**INSTRUCTIONS TO FOLLOW:** Send back the records in full, character for character.
─── GIVEN ENTRIES
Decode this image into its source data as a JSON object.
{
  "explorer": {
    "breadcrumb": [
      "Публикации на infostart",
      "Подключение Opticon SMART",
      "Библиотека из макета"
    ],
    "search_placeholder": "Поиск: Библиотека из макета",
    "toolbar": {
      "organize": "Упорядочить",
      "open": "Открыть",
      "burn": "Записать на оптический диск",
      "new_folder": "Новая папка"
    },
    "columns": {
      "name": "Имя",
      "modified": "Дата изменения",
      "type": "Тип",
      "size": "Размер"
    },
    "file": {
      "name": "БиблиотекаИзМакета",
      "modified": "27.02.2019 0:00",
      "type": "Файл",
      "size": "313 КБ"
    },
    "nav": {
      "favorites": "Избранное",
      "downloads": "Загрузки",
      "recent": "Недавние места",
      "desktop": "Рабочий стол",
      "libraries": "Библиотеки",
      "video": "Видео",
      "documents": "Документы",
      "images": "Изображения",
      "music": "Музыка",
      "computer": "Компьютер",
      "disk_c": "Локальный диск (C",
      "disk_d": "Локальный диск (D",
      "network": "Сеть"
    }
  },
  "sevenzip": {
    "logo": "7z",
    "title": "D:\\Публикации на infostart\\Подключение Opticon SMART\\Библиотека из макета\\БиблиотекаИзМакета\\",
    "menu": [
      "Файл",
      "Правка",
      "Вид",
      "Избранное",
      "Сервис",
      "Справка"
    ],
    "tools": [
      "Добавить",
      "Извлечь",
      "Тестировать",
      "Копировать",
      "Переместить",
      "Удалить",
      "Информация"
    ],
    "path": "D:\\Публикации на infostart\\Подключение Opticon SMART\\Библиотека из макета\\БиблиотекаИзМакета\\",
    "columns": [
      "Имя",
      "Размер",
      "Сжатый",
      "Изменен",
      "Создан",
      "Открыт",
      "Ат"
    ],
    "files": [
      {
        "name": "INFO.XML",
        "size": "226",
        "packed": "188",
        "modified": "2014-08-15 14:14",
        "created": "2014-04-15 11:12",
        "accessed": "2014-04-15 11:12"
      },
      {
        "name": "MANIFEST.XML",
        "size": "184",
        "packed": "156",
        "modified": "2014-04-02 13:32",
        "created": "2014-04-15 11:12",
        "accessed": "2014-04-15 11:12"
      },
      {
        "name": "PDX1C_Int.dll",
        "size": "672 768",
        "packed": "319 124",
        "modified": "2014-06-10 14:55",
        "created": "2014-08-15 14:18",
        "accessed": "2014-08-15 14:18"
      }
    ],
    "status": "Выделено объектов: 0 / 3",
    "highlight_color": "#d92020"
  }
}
──────
**RESPONSE:**
Decode this image into its source data as a JSON object.
{
  "explorer": {
    "breadcrumb": [
      "Публикации на infostart",
      "Подключение Opticon SMART",
      "Библиотека из макета"
    ],
    "search_placeholder": "Поиск: Библиотека из макета",
    "toolbar": {
      "organize": "Упорядочить",
      "open": "Открыть",
      "burn": "Записать на оптический диск",
      "new_folder": "Новая папка"
    },
    "columns": {
      "name": "Имя",
      "modified": "Дата изменения",
      "type": "Тип",
      "size": "Размер"
    },
    "file": {
      "name": "БиблиотекаИзМакета",
      "modified": "27.02.2019 0:00",
      "type": "Файл",
      "size": "313 КБ"
    },
    "nav": {
      "favorites": "Избранное",
      "downloads": "Загрузки",
      "recent": "Недавние места",
      "desktop": "Рабочий стол",
      "libraries": "Библиотеки",
      "video": "Видео",
      "documents": "Документы",
      "images": "Изображения",
      "music": "Музыка",
      "computer": "Компьютер",
      "disk_c": "Локальный диск (C",
      "disk_d": "Локальный диск (D",
      "network": "Сеть"
    }
  },
  "sevenzip": {
    "logo": "7z",
    "title": "D:\\Публикации на infostart\\Подключение Opticon SMART\\Библиотека из макета\\БиблиотекаИзМакета\\",
    "menu": [
      "Файл",
      "Правка",
      "Вид",
      "Избранное",
      "Сервис",
      "Справка"
    ],
    "tools": [
      "Добавить",
      "Извлечь",
      "Тестировать",
      "Копировать",
      "Переместить",
      "Удалить",
      "Информация"
    ],
    "path": "D:\\Публикации на infostart\\Подключение Opticon SMART\\Библиотека из макета\\БиблиотекаИзМакета\\",
    "columns": [
      "Имя",
      "Размер",
      "Сжатый",
      "Изменен",
      "Создан",
      "Открыт",
      "Ат"
    ],
    "files": [
      {
        "name": "INFO.XML",
        "size": "226",
        "packed": "188",
        "modified": "2014-08-15 14:14",
        "created": "2014-04-15 11:12",
        "accessed": "2014-04-15 11:12"
      },
      {
        "name": "MANIFEST.XML",
        "size": "184",
        "packed": "156",
        "modified": "2014-04-02 13:32",
        "created": "2014-04-15 11:12",
        "accessed": "2014-04-15 11:12"
      },
      {
        "name": "PDX1C_Int.dll",
        "size": "672 768",
        "packed": "319 124",
        "modified": "2014-06-10 14:55",
        "created": "2014-08-15 14:18",
        "accessed": "2014-08-15 14:18"
      }
    ],
    "status": "Выделено объектов: 0 / 3",
    "highlight_color": "#d92020"
  }
}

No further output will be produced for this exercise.